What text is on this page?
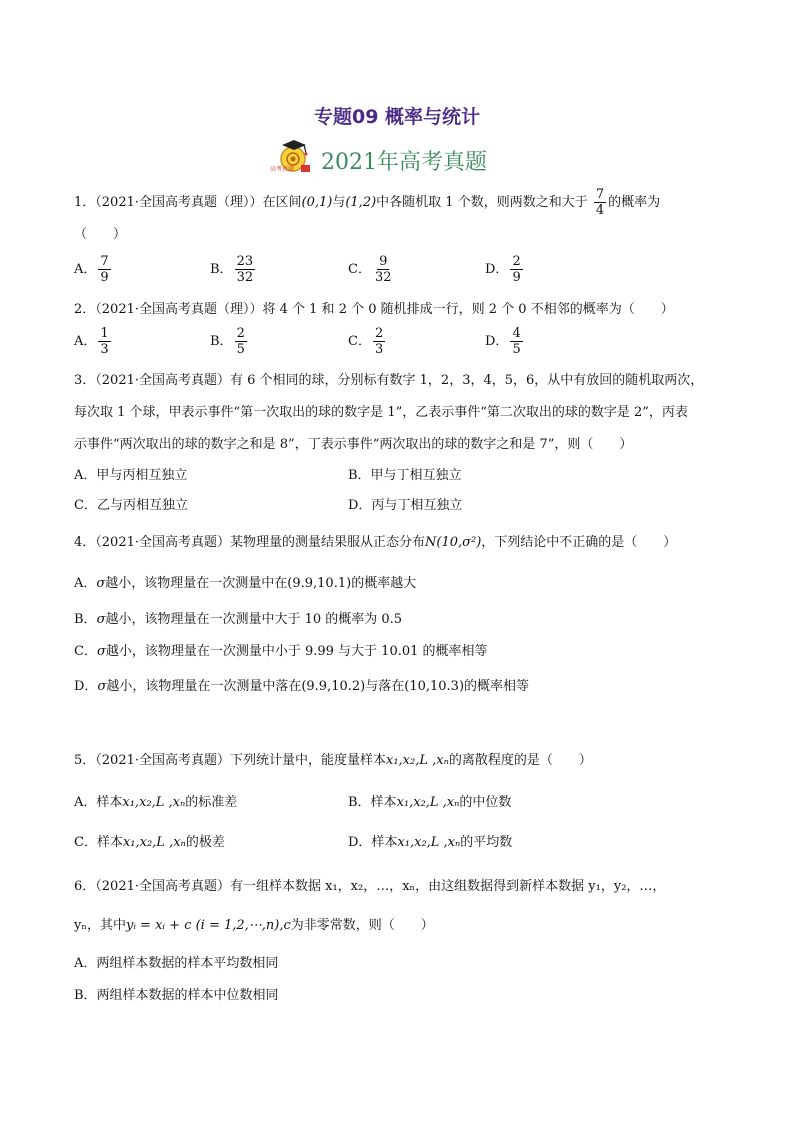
专题09 概率与统计
高考真题 2021年高考真题
1．（2021·全国高考真题（理））在区间(0,1)与(1,2)中各随机取 1 个数，则两数之和大于 $\frac{7}{4}$ 的概率为
（　　）
A． $\frac{7}{9}$	B． $\frac{23}{32}$	C． $\frac{9}{32}$	D． $\frac{2}{9}$
2．（2021·全国高考真题（理））将 4 个 1 和 2 个 0 随机排成一行，则 2 个 0 不相邻的概率为（　　）
A． $\frac{1}{3}$	B． $\frac{2}{5}$	C． $\frac{2}{3}$	D． $\frac{4}{5}$
3．（2021·全国高考真题）有 6 个相同的球，分别标有数字 1，2，3，4，5，6，从中有放回的随机取两次，
每次取 1 个球，甲表示事件“第一次取出的球的数字是 1”，乙表示事件“第二次取出的球的数字是 2”，丙表
示事件“两次取出的球的数字之和是 8”，丁表示事件“两次取出的球的数字之和是 7”，则（　　）
A．甲与丙相互独立	B．甲与丁相互独立
C．乙与丙相互独立	D．丙与丁相互独立
4．（2021·全国高考真题）某物理量的测量结果服从正态分布N(10,σ²)，下列结论中不正确的是（　　）
A．σ越小，该物理量在一次测量中在(9.9,10.1)的概率越大
B．σ越小，该物理量在一次测量中大于 10 的概率为 0.5
C．σ越小，该物理量在一次测量中小于 9.99 与大于 10.01 的概率相等
D．σ越小，该物理量在一次测量中落在(9.9,10.2)与落在(10,10.3)的概率相等
5．（2021·全国高考真题）下列统计量中，能度量样本x₁,x₂,L ,xₙ的离散程度的是（　　）
A．样本x₁,x₂,L ,xₙ的标准差	B．样本x₁,x₂,L ,xₙ的中位数
C．样本x₁,x₂,L ,xₙ的极差	D．样本x₁,x₂,L ,xₙ的平均数
6．（2021·全国高考真题）有一组样本数据 x₁，x₂，…，xₙ，由这组数据得到新样本数据 y₁，y₂，…，
yₙ，其中yᵢ = xᵢ + c (i = 1,2,⋯,n),c为非零常数，则（　　）
A．两组样本数据的样本平均数相同
B．两组样本数据的样本中位数相同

────────────────────────────────────────

- To do: Find the string "frac" in the records, then copy each line where it occurs.

- Solved exercise:
1．（2021·全国高考真题（理））在区间(0,1)与(1,2)中各随机取 1 个数，则两数之和大于 $\frac{7}{4}$ 的概率为
A． $\frac{7}{9}$	B． $\frac{23}{32}$	C． $\frac{9}{32}$	D． $\frac{2}{9}$
A． $\frac{1}{3}$	B． $\frac{2}{5}$	C． $\frac{2}{3}$	D． $\frac{4}{5}$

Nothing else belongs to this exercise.